WHAT IS EXPECTED: Print out the material that follows word for word.

ROWS:
▼▼▼
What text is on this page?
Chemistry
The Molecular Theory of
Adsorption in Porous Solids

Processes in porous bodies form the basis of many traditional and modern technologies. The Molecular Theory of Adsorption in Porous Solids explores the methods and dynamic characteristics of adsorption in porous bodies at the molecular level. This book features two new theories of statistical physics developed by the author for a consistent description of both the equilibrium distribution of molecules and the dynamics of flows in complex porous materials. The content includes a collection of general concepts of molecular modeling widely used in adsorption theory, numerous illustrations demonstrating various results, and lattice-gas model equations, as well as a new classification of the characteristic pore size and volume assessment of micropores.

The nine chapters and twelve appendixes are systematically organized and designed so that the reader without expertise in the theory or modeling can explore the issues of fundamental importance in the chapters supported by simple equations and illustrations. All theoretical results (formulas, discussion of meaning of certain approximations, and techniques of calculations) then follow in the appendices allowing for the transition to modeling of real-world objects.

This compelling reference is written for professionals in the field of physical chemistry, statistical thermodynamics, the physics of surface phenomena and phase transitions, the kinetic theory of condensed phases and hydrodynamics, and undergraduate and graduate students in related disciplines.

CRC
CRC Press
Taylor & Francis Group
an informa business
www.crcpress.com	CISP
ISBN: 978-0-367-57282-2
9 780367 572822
▲▲▲
ANSWER TO THIS EXERCISE:
What text is on this page?
Chemistry
The Molecular Theory of
Adsorption in Porous Solids

Processes in porous bodies form the basis of many traditional and modern technologies. The Molecular Theory of Adsorption in Porous Solids explores the methods and dynamic characteristics of adsorption in porous bodies at the molecular level. This book features two new theories of statistical physics developed by the author for a consistent description of both the equilibrium distribution of molecules and the dynamics of flows in complex porous materials. The content includes a collection of general concepts of molecular modeling widely used in adsorption theory, numerous illustrations demonstrating various results, and lattice-gas model equations, as well as a new classification of the characteristic pore size and volume assessment of micropores.

The nine chapters and twelve appendixes are systematically organized and designed so that the reader without expertise in the theory or modeling can explore the issues of fundamental importance in the chapters supported by simple equations and illustrations. All theoretical results (formulas, discussion of meaning of certain approximations, and techniques of calculations) then follow in the appendices allowing for the transition to modeling of real-world objects.

This compelling reference is written for professionals in the field of physical chemistry, statistical thermodynamics, the physics of surface phenomena and phase transitions, the kinetic theory of condensed phases and hydrodynamics, and undergraduate and graduate students in related disciplines.

CRC
CRC Press
Taylor & Francis Group
an informa business
www.crcpress.com	CISP
ISBN: 978-0-367-57282-2
9 780367 572822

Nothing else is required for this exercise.